▶ **WHAT IS NEEDED**
Return the lines below that carry the word "Ziele".

▶ **THE DATA**
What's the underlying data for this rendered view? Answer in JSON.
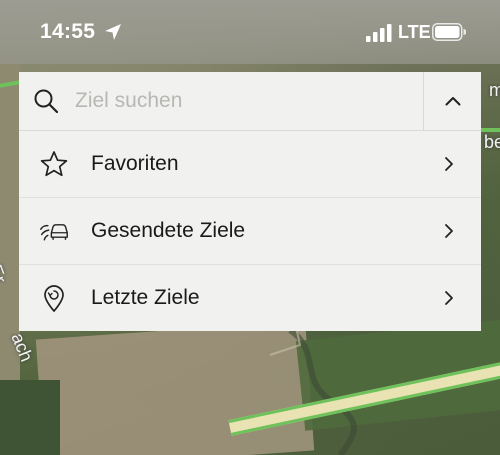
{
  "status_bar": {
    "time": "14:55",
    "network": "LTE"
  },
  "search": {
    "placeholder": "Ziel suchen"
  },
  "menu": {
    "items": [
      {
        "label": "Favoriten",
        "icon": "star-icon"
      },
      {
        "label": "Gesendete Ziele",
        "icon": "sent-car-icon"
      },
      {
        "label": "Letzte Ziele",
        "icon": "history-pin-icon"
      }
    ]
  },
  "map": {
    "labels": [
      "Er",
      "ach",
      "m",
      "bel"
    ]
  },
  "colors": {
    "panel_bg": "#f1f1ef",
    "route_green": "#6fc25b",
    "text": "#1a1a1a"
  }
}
==
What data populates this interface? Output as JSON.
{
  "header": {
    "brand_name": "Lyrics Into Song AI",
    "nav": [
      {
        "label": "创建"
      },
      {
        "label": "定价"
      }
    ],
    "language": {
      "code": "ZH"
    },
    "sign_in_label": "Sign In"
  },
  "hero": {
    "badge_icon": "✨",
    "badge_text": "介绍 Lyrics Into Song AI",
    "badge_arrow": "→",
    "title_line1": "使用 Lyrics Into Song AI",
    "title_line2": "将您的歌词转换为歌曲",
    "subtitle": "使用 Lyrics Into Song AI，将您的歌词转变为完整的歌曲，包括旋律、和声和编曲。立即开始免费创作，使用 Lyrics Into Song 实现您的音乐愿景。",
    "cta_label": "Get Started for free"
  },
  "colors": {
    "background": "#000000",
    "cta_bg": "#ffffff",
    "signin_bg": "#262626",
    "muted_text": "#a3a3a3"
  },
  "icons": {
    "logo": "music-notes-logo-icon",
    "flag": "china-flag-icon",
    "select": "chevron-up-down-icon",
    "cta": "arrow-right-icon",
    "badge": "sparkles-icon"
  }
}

▶ **EXERCISE SOLUTION**
        "label": "Gesendete Ziele",
        "label": "Letzte Ziele",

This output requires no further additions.